◆ **EXERCISE DESCRIPTION**: Look below. Copy each line that has "aller" in it.

Source data:

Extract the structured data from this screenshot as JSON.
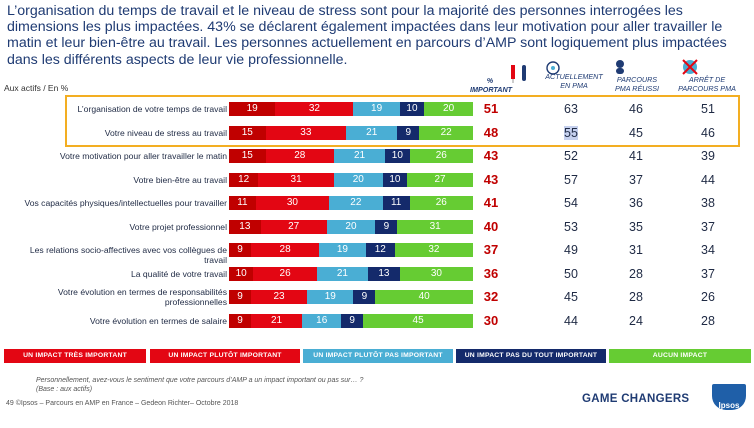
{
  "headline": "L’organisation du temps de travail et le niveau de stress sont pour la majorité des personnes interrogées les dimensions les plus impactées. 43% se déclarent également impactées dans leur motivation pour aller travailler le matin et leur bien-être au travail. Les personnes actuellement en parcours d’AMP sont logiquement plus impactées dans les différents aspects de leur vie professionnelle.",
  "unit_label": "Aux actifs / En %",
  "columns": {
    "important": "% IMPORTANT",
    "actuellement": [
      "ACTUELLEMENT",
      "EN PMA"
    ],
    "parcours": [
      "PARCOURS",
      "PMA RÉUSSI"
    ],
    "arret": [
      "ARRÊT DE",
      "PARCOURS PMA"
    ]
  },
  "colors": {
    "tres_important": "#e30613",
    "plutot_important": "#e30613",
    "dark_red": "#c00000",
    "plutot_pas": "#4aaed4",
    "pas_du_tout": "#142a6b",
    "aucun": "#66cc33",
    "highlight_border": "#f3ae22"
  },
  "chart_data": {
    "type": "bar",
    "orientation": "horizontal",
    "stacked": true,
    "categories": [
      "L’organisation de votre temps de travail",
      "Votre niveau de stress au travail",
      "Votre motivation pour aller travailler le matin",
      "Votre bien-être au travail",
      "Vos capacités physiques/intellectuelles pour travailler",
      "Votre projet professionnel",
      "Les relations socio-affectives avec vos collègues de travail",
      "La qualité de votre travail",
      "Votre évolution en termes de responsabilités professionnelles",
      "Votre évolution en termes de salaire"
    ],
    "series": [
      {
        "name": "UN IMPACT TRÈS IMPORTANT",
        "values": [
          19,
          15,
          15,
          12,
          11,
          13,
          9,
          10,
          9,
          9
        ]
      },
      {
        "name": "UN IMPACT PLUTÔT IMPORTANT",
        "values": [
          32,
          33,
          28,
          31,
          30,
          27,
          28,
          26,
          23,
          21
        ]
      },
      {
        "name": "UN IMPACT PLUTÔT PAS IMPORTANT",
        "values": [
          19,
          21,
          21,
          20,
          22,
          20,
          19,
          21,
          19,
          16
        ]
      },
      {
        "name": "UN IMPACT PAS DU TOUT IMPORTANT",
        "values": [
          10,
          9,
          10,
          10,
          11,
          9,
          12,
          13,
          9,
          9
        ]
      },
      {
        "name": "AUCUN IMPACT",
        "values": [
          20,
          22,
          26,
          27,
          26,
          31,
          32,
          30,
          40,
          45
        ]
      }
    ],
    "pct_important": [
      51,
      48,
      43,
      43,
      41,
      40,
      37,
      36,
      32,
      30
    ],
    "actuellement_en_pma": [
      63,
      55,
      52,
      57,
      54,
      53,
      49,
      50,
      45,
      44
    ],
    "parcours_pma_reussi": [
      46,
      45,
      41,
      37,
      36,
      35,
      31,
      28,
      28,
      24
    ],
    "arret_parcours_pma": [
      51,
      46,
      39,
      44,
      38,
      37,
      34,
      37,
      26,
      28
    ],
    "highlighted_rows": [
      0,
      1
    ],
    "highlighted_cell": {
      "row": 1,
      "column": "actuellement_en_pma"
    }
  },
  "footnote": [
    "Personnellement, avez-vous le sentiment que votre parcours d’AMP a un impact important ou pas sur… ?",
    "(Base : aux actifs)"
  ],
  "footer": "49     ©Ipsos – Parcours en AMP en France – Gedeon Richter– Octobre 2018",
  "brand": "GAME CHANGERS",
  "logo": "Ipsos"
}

* * *

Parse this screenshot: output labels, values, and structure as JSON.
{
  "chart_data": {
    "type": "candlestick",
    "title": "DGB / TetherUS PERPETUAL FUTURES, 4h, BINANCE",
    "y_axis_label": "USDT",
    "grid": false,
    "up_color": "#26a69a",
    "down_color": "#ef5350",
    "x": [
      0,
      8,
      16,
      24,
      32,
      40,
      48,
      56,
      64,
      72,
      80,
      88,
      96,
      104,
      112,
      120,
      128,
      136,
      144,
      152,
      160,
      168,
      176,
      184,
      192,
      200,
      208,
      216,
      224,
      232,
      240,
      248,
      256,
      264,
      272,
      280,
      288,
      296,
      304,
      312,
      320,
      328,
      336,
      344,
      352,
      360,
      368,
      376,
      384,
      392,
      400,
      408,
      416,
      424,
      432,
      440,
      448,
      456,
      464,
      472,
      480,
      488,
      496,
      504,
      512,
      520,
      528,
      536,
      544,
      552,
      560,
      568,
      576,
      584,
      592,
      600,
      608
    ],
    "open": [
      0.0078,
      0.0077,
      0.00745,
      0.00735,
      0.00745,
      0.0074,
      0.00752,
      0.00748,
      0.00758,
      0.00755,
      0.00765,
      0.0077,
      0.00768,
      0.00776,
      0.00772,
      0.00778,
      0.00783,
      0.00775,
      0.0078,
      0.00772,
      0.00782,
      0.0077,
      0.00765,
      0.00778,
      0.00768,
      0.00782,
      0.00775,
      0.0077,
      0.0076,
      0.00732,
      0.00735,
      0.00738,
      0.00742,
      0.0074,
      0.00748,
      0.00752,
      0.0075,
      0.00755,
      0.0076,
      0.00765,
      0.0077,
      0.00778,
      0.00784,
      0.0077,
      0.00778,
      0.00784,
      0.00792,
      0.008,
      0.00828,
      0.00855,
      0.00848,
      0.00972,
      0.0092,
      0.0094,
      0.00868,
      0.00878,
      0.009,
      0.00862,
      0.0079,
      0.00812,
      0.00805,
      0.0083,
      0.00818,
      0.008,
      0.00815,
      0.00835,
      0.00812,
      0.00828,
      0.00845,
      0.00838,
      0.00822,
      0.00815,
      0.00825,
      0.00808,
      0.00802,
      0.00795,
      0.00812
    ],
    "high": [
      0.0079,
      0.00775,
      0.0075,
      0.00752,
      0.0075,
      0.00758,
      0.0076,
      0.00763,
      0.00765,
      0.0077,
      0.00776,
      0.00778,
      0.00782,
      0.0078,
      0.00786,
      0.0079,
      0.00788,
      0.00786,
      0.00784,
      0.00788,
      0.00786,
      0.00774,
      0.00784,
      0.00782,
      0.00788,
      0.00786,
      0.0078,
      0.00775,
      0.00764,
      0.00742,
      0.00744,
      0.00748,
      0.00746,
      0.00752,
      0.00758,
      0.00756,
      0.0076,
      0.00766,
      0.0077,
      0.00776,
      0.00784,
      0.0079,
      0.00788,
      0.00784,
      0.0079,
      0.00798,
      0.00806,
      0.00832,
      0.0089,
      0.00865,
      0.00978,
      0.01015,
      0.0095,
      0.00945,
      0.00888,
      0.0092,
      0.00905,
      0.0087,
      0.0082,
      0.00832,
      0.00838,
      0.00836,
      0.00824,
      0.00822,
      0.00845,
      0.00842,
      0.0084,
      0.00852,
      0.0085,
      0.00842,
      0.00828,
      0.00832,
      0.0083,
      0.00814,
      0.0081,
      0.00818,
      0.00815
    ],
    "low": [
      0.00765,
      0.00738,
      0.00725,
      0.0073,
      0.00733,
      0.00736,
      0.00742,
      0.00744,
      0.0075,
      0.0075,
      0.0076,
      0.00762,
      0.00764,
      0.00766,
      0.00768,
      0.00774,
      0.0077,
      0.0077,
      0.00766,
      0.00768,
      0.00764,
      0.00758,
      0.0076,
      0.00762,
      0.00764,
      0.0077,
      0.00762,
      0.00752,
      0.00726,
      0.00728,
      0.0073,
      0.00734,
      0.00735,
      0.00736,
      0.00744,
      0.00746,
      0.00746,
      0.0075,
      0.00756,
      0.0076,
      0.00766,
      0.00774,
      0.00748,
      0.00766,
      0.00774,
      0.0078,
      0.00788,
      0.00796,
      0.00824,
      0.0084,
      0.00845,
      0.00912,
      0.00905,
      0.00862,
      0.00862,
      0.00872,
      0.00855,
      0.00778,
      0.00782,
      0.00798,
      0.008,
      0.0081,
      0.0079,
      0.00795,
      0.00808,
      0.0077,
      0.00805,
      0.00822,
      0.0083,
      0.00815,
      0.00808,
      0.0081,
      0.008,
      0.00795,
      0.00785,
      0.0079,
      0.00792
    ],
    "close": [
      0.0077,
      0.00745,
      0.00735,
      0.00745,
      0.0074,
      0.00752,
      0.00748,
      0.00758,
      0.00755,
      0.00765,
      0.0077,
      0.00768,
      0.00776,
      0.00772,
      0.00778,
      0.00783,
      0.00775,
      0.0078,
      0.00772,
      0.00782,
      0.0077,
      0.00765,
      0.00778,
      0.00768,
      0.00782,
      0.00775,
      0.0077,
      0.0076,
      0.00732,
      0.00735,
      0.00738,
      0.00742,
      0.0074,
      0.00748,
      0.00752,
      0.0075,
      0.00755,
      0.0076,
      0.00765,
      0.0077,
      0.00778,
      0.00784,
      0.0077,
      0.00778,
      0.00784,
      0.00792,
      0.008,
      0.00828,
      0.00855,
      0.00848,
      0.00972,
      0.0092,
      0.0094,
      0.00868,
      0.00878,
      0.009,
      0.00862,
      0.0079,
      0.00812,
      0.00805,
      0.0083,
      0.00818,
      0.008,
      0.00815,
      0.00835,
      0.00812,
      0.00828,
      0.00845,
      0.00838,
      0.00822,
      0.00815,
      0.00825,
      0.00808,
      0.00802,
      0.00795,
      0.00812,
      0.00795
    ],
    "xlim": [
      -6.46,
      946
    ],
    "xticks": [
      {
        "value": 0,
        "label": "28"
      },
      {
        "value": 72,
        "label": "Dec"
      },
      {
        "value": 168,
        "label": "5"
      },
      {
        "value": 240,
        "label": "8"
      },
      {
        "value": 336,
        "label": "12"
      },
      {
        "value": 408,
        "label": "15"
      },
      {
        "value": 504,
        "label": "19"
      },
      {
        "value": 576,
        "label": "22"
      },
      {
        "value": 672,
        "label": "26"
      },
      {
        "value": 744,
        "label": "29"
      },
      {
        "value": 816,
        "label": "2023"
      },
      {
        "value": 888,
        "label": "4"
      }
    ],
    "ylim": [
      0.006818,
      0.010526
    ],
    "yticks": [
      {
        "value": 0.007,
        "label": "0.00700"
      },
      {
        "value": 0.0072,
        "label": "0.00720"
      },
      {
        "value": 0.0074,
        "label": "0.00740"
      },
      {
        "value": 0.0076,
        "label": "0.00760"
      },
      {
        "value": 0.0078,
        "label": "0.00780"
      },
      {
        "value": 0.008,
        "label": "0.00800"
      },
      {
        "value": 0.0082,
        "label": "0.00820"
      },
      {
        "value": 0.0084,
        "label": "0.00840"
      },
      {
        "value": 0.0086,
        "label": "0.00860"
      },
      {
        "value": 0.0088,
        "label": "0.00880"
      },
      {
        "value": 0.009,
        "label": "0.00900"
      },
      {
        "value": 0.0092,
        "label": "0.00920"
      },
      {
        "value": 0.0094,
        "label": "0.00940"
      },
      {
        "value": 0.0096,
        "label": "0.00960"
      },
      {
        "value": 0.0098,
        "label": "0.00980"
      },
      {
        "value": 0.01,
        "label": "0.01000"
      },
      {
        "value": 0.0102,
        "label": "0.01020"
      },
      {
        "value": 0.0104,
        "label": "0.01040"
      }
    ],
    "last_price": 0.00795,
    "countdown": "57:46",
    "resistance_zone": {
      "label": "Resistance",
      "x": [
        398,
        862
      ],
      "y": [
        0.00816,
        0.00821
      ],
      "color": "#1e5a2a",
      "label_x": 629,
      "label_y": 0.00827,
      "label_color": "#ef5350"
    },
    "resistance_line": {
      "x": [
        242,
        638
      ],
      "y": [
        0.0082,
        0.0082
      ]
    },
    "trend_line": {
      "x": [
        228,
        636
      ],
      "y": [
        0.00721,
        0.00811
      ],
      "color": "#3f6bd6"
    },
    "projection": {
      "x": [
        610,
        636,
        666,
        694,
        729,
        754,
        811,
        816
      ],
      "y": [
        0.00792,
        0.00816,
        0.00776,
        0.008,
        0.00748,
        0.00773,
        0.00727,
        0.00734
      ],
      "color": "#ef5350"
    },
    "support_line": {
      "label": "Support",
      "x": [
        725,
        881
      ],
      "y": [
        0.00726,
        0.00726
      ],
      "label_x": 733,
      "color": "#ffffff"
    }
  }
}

◆ **TASK OUTPUT**:
  "headline": "L’organisation du temps de travail et le niveau de stress sont pour la majorité des personnes interrogées les dimensions les plus impactées. 43% se déclarent également impactées dans leur motivation pour aller travailler le matin et leur bien-être au travail. Les personnes actuellement en parcours d’AMP sont logiquement plus impactées dans les différents aspects de leur vie professionnelle.",
      "Votre motivation pour aller travailler le matin",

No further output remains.